Set each entry down verbatim, omitting images.
------------------------------------------------
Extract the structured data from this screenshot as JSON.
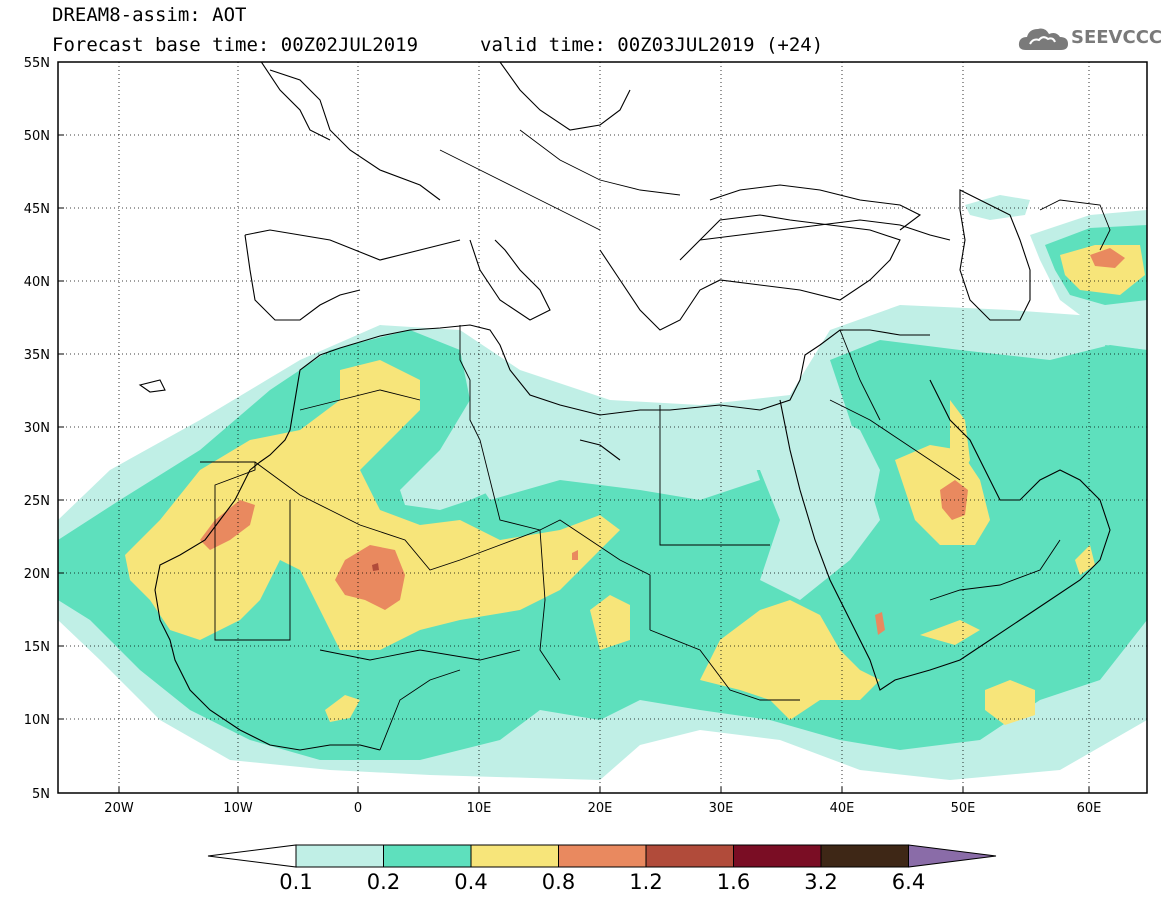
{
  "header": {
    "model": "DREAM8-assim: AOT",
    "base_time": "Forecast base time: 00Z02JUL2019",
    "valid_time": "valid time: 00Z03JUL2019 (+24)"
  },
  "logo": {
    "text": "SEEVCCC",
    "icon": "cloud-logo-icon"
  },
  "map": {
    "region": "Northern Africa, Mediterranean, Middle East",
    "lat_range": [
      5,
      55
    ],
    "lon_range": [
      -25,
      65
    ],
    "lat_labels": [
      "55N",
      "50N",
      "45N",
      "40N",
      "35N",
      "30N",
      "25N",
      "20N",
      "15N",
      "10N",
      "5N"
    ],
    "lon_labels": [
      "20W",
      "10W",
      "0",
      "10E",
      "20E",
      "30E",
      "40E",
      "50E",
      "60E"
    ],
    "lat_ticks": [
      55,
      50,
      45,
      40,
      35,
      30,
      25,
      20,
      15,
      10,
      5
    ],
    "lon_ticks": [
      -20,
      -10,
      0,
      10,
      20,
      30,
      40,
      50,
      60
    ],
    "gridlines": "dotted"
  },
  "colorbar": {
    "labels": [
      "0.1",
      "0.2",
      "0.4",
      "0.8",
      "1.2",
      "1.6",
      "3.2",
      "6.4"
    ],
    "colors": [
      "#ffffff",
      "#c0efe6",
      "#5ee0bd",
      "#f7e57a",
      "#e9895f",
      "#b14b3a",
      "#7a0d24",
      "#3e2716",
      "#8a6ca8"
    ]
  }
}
------------------------------------------------
Response to the exercise |
Extract the structured data from this screenshot as JSON.
{
  "header": {
    "model": "DREAM8-assim: AOT",
    "base_time": "Forecast base time: 00Z02JUL2019",
    "valid_time": "valid time: 00Z03JUL2019 (+24)"
  },
  "logo": {
    "text": "SEEVCCC",
    "icon": "cloud-logo-icon"
  },
  "map": {
    "region": "Northern Africa, Mediterranean, Middle East",
    "lat_range": [
      5,
      55
    ],
    "lon_range": [
      -25,
      65
    ],
    "lat_labels": [
      "55N",
      "50N",
      "45N",
      "40N",
      "35N",
      "30N",
      "25N",
      "20N",
      "15N",
      "10N",
      "5N"
    ],
    "lon_labels": [
      "20W",
      "10W",
      "0",
      "10E",
      "20E",
      "30E",
      "40E",
      "50E",
      "60E"
    ],
    "lat_ticks": [
      55,
      50,
      45,
      40,
      35,
      30,
      25,
      20,
      15,
      10,
      5
    ],
    "lon_ticks": [
      -20,
      -10,
      0,
      10,
      20,
      30,
      40,
      50,
      60
    ],
    "gridlines": "dotted"
  },
  "colorbar": {
    "labels": [
      "0.1",
      "0.2",
      "0.4",
      "0.8",
      "1.2",
      "1.6",
      "3.2",
      "6.4"
    ],
    "colors": [
      "#ffffff",
      "#c0efe6",
      "#5ee0bd",
      "#f7e57a",
      "#e9895f",
      "#b14b3a",
      "#7a0d24",
      "#3e2716",
      "#8a6ca8"
    ]
  }
}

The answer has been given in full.